Pasaje proporcionado —
↓

Brilló también en Francisco el espíritu de profecía en tal grado, que preveía las cosas futuras y descubría los secretos de los corazones; veía, asimismo, las cosas ausentes como si estuvieran presentes y se aparecía maravillosamente a los que estaban lejos.
En cierta ocasión, después de haber regresado, en la primavera de 1220, de su viaje a Siria y Egipto, llegó a Celano a predicar; y allí un devoto caballero le invitó insistentemente a quedarse a comer con él. Vino, pues, a su casa, y toda la familia se llenó de gozo a la llegada de los pobres huéspedes.

↑

Tarea a realizar — Enumera todas las capacidades que la primera oración del pasaje sobre Francisco le atribuye. Las líneas proceden de una fuente distinta a la del pasaje.

Extractos de datos —
↓

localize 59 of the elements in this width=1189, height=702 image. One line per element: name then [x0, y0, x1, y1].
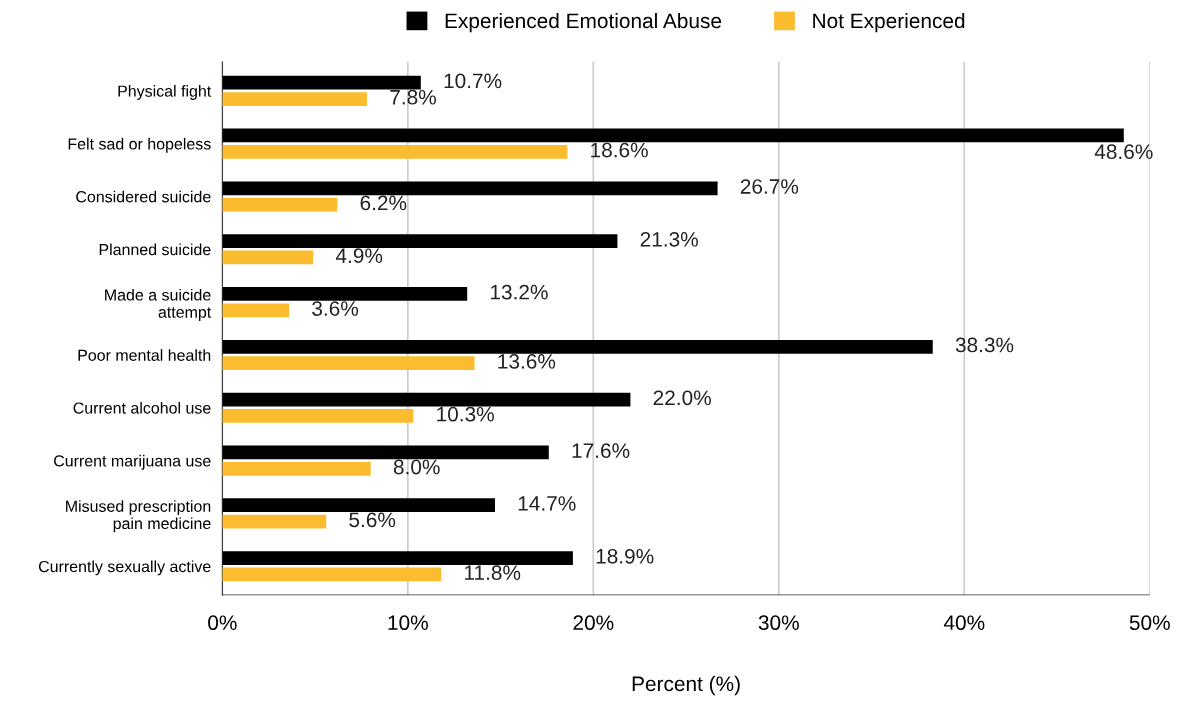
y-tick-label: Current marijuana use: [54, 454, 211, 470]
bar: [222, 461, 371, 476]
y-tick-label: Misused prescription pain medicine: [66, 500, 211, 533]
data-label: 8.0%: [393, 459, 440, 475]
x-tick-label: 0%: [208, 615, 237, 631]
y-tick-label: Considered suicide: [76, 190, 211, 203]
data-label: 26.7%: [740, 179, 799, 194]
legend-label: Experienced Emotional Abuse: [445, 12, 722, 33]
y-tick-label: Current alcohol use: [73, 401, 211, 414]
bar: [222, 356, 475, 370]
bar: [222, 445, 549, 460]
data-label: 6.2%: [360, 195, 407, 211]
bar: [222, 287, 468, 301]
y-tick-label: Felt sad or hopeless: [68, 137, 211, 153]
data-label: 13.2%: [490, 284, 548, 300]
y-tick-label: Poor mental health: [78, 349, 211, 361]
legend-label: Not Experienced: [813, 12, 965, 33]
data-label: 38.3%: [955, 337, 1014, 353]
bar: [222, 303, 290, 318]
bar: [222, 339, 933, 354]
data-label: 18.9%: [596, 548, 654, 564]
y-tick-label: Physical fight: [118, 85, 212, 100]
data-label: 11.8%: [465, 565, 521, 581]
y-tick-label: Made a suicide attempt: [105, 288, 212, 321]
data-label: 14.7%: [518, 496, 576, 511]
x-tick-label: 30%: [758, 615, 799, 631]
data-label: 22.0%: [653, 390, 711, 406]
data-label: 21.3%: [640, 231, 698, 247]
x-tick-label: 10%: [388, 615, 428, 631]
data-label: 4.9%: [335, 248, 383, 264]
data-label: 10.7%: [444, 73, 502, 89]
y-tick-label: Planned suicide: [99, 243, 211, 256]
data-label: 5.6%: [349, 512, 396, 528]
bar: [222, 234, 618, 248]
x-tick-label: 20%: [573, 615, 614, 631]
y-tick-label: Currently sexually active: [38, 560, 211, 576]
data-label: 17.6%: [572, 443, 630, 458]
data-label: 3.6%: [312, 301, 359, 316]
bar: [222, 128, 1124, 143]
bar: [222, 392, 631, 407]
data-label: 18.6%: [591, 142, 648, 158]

↑

Resultado del ejercicio —
- Preveía las cosas futuras.
- Descubría los secretos de los corazones.
- Veía las cosas ausentes como si estuvieran presentes.
- Se aparecía maravillosamente a los que estaban lejos.